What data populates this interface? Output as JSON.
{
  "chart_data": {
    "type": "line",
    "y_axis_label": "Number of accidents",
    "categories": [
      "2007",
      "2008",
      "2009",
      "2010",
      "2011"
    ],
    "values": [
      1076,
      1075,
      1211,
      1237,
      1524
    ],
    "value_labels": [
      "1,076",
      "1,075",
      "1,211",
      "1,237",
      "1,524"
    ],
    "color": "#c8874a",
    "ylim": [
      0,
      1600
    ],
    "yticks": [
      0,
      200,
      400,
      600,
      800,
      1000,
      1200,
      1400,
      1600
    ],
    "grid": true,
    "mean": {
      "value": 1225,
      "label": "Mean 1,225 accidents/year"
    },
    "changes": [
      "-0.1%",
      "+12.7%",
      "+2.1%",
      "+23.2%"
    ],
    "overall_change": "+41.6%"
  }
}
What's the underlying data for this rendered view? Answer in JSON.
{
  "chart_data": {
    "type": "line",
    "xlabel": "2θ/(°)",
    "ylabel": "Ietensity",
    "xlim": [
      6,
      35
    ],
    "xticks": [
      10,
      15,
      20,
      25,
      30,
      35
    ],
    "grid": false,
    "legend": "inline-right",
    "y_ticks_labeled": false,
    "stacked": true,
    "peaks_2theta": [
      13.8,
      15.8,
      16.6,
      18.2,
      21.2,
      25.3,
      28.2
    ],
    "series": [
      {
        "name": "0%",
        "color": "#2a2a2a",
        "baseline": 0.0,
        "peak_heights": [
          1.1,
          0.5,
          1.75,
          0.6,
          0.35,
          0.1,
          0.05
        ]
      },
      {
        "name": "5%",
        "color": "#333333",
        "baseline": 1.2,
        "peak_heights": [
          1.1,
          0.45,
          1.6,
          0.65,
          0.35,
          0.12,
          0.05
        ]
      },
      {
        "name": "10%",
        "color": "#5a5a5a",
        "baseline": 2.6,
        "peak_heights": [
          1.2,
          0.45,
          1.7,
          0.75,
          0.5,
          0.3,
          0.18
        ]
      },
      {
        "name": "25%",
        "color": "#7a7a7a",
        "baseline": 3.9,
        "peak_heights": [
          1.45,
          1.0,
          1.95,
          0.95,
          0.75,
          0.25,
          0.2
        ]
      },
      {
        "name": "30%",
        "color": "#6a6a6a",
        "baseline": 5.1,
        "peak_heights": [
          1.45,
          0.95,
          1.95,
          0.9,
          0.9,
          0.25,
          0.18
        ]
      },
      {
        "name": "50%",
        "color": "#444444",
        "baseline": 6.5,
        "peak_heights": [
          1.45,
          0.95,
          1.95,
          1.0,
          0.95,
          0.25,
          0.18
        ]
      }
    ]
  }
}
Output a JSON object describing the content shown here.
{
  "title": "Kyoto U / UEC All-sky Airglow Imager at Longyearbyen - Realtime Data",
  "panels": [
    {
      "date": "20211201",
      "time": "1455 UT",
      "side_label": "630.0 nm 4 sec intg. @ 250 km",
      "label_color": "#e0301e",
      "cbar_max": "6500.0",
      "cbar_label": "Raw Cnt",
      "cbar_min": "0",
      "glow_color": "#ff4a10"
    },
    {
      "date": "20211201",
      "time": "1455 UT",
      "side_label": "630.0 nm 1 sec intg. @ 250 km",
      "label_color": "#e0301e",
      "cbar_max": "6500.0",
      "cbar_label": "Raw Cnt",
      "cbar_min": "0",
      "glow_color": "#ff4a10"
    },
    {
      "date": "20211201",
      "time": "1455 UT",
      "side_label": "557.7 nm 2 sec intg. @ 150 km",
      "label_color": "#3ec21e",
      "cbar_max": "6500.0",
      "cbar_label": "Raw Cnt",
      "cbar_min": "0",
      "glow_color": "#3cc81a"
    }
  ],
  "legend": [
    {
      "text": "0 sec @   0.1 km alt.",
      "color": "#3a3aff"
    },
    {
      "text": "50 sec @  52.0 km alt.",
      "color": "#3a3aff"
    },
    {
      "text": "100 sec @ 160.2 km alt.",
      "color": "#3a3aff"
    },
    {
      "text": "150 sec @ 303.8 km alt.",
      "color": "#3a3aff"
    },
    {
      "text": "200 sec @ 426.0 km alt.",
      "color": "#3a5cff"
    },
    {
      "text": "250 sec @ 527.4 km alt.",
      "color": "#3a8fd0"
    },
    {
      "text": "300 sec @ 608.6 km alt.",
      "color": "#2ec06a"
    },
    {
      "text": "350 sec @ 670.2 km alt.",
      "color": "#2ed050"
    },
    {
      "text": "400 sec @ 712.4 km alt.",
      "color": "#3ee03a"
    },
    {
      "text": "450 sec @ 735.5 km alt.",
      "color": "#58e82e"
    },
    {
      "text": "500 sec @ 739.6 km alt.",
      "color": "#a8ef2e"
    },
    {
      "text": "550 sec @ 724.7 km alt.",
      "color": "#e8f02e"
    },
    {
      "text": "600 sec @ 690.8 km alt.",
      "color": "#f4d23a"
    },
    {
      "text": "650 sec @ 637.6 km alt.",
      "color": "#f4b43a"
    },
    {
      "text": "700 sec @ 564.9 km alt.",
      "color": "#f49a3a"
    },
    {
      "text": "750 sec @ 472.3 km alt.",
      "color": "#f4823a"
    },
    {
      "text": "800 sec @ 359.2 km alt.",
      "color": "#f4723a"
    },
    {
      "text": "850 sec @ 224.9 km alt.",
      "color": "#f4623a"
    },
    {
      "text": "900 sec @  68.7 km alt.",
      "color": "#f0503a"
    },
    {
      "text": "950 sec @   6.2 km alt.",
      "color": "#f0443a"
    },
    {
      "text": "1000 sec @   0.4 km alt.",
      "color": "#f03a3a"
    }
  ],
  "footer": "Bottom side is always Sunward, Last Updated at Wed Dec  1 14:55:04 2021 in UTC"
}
════════════════
- **WORK INSTRUCTIONS**:
Retype all of the entries precisely as they are.

- **EXERCISE SOLUTION**:
What data populates this interface? Output as JSON.
{
  "chart_data": {
    "type": "line",
    "y_axis_label": "Number of accidents",
    "categories": [
      "2007",
      "2008",
      "2009",
      "2010",
      "2011"
    ],
    "values": [
      1076,
      1075,
      1211,
      1237,
      1524
    ],
    "value_labels": [
      "1,076",
      "1,075",
      "1,211",
      "1,237",
      "1,524"
    ],
    "color": "#c8874a",
    "ylim": [
      0,
      1600
    ],
    "yticks": [
      0,
      200,
      400,
      600,
      800,
      1000,
      1200,
      1400,
      1600
    ],
    "grid": true,
    "mean": {
      "value": 1225,
      "label": "Mean 1,225 accidents/year"
    },
    "changes": [
      "-0.1%",
      "+12.7%",
      "+2.1%",
      "+23.2%"
    ],
    "overall_change": "+41.6%"
  }
}
What's the underlying data for this rendered view? Answer in JSON.
{
  "chart_data": {
    "type": "line",
    "xlabel": "2θ/(°)",
    "ylabel": "Ietensity",
    "xlim": [
      6,
      35
    ],
    "xticks": [
      10,
      15,
      20,
      25,
      30,
      35
    ],
    "grid": false,
    "legend": "inline-right",
    "y_ticks_labeled": false,
    "stacked": true,
    "peaks_2theta": [
      13.8,
      15.8,
      16.6,
      18.2,
      21.2,
      25.3,
      28.2
    ],
    "series": [
      {
        "name": "0%",
        "color": "#2a2a2a",
        "baseline": 0.0,
        "peak_heights": [
          1.1,
          0.5,
          1.75,
          0.6,
          0.35,
          0.1,
          0.05
        ]
      },
      {
        "name": "5%",
        "color": "#333333",
        "baseline": 1.2,
        "peak_heights": [
          1.1,
          0.45,
          1.6,
          0.65,
          0.35,
          0.12,
          0.05
        ]
      },
      {
        "name": "10%",
        "color": "#5a5a5a",
        "baseline": 2.6,
        "peak_heights": [
          1.2,
          0.45,
          1.7,
          0.75,
          0.5,
          0.3,
          0.18
        ]
      },
      {
        "name": "25%",
        "color": "#7a7a7a",
        "baseline": 3.9,
        "peak_heights": [
          1.45,
          1.0,
          1.95,
          0.95,
          0.75,
          0.25,
          0.2
        ]
      },
      {
        "name": "30%",
        "color": "#6a6a6a",
        "baseline": 5.1,
        "peak_heights": [
          1.45,
          0.95,
          1.95,
          0.9,
          0.9,
          0.25,
          0.18
        ]
      },
      {
        "name": "50%",
        "color": "#444444",
        "baseline": 6.5,
        "peak_heights": [
          1.45,
          0.95,
          1.95,
          1.0,
          0.95,
          0.25,
          0.18
        ]
      }
    ]
  }
}
Output a JSON object describing the content shown here.
{
  "title": "Kyoto U / UEC All-sky Airglow Imager at Longyearbyen - Realtime Data",
  "panels": [
    {
      "date": "20211201",
      "time": "1455 UT",
      "side_label": "630.0 nm 4 sec intg. @ 250 km",
      "label_color": "#e0301e",
      "cbar_max": "6500.0",
      "cbar_label": "Raw Cnt",
      "cbar_min": "0",
      "glow_color": "#ff4a10"
    },
    {
      "date": "20211201",
      "time": "1455 UT",
      "side_label": "630.0 nm 1 sec intg. @ 250 km",
      "label_color": "#e0301e",
      "cbar_max": "6500.0",
      "cbar_label": "Raw Cnt",
      "cbar_min": "0",
      "glow_color": "#ff4a10"
    },
    {
      "date": "20211201",
      "time": "1455 UT",
      "side_label": "557.7 nm 2 sec intg. @ 150 km",
      "label_color": "#3ec21e",
      "cbar_max": "6500.0",
      "cbar_label": "Raw Cnt",
      "cbar_min": "0",
      "glow_color": "#3cc81a"
    }
  ],
  "legend": [
    {
      "text": "0 sec @   0.1 km alt.",
      "color": "#3a3aff"
    },
    {
      "text": "50 sec @  52.0 km alt.",
      "color": "#3a3aff"
    },
    {
      "text": "100 sec @ 160.2 km alt.",
      "color": "#3a3aff"
    },
    {
      "text": "150 sec @ 303.8 km alt.",
      "color": "#3a3aff"
    },
    {
      "text": "200 sec @ 426.0 km alt.",
      "color": "#3a5cff"
    },
    {
      "text": "250 sec @ 527.4 km alt.",
      "color": "#3a8fd0"
    },
    {
      "text": "300 sec @ 608.6 km alt.",
      "color": "#2ec06a"
    },
    {
      "text": "350 sec @ 670.2 km alt.",
      "color": "#2ed050"
    },
    {
      "text": "400 sec @ 712.4 km alt.",
      "color": "#3ee03a"
    },
    {
      "text": "450 sec @ 735.5 km alt.",
      "color": "#58e82e"
    },
    {
      "text": "500 sec @ 739.6 km alt.",
      "color": "#a8ef2e"
    },
    {
      "text": "550 sec @ 724.7 km alt.",
      "color": "#e8f02e"
    },
    {
      "text": "600 sec @ 690.8 km alt.",
      "color": "#f4d23a"
    },
    {
      "text": "650 sec @ 637.6 km alt.",
      "color": "#f4b43a"
    },
    {
      "text": "700 sec @ 564.9 km alt.",
      "color": "#f49a3a"
    },
    {
      "text": "750 sec @ 472.3 km alt.",
      "color": "#f4823a"
    },
    {
      "text": "800 sec @ 359.2 km alt.",
      "color": "#f4723a"
    },
    {
      "text": "850 sec @ 224.9 km alt.",
      "color": "#f4623a"
    },
    {
      "text": "900 sec @  68.7 km alt.",
      "color": "#f0503a"
    },
    {
      "text": "950 sec @   6.2 km alt.",
      "color": "#f0443a"
    },
    {
      "text": "1000 sec @   0.4 km alt.",
      "color": "#f03a3a"
    }
  ],
  "footer": "Bottom side is always Sunward, Last Updated at Wed Dec  1 14:55:04 2021 in UTC"
}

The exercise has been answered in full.